▸ Given request: Report how many lines of the listing below include the word "tckimlik". Give nothing but the number.

▸ Provided data:
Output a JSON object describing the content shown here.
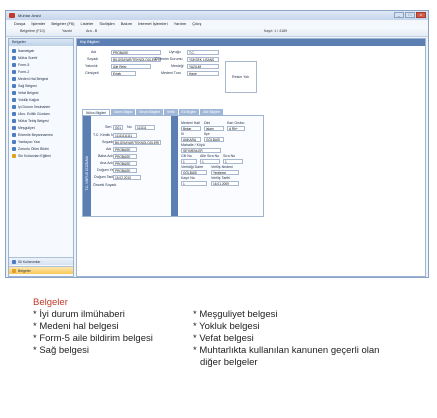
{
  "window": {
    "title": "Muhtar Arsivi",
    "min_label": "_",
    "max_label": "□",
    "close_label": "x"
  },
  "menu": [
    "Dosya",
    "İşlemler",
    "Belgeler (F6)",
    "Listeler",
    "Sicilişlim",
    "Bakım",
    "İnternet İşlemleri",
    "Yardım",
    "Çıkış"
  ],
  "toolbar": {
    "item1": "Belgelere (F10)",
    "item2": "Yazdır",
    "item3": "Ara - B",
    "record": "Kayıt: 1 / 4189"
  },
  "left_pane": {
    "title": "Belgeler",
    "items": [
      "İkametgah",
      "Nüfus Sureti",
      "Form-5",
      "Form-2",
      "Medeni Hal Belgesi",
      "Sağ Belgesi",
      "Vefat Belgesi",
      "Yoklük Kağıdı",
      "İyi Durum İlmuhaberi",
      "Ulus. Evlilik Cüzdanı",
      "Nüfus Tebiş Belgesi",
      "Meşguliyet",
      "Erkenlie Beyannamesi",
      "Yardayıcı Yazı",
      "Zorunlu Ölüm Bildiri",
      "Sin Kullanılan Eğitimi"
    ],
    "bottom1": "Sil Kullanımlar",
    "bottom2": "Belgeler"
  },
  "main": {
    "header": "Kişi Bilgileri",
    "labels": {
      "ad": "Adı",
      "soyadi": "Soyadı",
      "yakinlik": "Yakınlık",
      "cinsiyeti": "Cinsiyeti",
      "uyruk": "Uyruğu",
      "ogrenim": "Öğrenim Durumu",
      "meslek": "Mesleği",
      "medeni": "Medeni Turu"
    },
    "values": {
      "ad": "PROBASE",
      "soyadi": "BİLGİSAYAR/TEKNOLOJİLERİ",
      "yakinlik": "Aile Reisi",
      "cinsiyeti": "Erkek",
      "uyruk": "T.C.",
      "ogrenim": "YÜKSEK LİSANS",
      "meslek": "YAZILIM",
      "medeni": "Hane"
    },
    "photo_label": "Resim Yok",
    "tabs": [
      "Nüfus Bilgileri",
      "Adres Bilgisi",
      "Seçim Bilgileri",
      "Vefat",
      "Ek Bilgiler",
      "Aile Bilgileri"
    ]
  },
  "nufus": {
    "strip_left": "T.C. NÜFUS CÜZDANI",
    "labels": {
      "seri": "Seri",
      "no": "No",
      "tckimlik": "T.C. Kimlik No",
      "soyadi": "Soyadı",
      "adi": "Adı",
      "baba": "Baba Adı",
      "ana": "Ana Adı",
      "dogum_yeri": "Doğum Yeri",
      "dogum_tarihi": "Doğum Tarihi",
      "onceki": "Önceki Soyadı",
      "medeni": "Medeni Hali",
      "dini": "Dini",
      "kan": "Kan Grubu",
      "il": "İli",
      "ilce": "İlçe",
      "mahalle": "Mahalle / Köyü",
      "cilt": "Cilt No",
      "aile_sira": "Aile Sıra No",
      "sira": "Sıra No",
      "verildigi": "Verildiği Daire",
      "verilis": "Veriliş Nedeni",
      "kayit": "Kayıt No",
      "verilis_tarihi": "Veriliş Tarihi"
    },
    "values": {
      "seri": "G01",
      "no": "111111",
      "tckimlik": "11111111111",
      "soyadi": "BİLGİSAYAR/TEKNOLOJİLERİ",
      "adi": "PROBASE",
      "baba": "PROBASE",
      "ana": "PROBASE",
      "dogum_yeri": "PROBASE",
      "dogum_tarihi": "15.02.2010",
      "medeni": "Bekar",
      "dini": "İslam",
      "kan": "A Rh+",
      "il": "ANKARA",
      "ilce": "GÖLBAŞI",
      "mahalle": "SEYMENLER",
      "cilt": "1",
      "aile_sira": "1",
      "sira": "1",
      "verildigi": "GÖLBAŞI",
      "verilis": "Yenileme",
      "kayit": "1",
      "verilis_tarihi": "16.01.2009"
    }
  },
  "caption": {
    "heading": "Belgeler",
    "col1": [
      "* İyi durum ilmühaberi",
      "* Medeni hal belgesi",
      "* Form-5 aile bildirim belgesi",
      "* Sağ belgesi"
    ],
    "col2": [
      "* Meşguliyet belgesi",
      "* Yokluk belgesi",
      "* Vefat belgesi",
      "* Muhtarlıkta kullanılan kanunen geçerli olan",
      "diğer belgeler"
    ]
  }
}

* * *

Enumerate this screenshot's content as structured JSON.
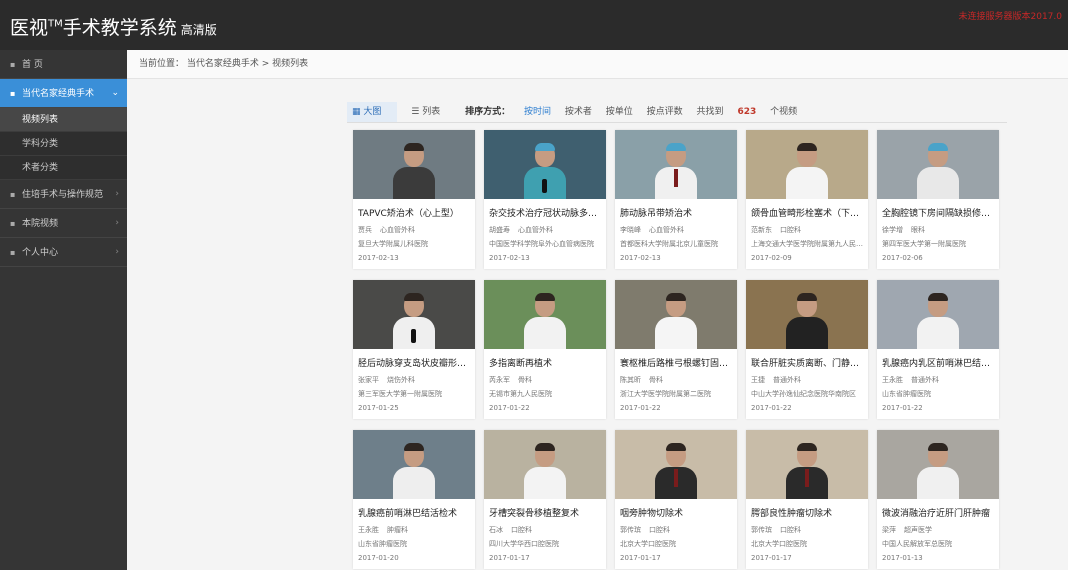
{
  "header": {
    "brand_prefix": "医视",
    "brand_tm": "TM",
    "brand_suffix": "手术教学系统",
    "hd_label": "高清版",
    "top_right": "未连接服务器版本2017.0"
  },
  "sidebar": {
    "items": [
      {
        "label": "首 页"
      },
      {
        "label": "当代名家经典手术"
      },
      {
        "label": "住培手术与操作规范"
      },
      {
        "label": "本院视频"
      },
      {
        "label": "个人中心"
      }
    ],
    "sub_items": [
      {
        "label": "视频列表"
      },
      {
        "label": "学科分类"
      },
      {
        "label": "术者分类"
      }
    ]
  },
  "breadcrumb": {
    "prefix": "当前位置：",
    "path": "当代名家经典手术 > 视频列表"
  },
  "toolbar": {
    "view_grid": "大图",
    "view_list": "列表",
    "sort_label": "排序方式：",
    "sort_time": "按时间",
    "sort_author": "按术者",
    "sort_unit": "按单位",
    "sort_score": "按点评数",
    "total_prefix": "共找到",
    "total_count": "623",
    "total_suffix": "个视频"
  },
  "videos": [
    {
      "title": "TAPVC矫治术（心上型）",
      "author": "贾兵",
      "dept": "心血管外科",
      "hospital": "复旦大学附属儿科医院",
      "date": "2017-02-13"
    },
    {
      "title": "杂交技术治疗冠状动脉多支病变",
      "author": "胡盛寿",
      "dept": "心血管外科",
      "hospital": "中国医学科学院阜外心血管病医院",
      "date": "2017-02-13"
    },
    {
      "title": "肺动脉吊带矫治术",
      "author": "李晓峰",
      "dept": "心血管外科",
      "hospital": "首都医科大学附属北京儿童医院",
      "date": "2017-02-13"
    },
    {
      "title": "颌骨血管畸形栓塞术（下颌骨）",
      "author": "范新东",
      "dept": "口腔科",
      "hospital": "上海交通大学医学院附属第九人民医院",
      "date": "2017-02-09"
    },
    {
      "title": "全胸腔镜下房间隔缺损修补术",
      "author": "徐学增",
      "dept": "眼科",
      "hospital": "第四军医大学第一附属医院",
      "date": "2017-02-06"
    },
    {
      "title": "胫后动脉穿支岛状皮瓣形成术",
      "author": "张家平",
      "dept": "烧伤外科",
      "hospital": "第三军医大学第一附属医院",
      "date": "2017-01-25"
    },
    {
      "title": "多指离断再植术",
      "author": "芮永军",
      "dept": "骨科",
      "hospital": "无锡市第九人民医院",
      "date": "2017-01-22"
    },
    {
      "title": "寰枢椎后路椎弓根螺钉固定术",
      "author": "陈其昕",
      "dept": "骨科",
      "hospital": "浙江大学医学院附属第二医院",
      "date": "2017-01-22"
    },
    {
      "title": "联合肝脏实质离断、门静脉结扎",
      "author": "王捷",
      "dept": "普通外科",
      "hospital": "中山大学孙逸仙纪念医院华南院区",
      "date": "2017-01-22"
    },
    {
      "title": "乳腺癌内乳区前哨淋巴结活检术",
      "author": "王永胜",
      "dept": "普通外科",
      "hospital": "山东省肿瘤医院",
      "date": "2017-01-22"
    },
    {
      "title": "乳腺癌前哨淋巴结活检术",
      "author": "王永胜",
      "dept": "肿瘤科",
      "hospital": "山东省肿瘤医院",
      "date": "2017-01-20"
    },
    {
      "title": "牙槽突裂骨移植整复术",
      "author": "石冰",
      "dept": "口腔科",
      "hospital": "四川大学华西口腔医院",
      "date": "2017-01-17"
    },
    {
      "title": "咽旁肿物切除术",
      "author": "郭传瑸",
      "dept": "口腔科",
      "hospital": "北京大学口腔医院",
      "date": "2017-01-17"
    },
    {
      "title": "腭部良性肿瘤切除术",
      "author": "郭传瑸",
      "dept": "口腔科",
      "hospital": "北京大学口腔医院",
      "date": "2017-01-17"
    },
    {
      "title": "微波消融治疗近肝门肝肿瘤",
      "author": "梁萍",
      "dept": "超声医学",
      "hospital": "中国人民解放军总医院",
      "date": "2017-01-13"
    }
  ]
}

▸ Task result: 2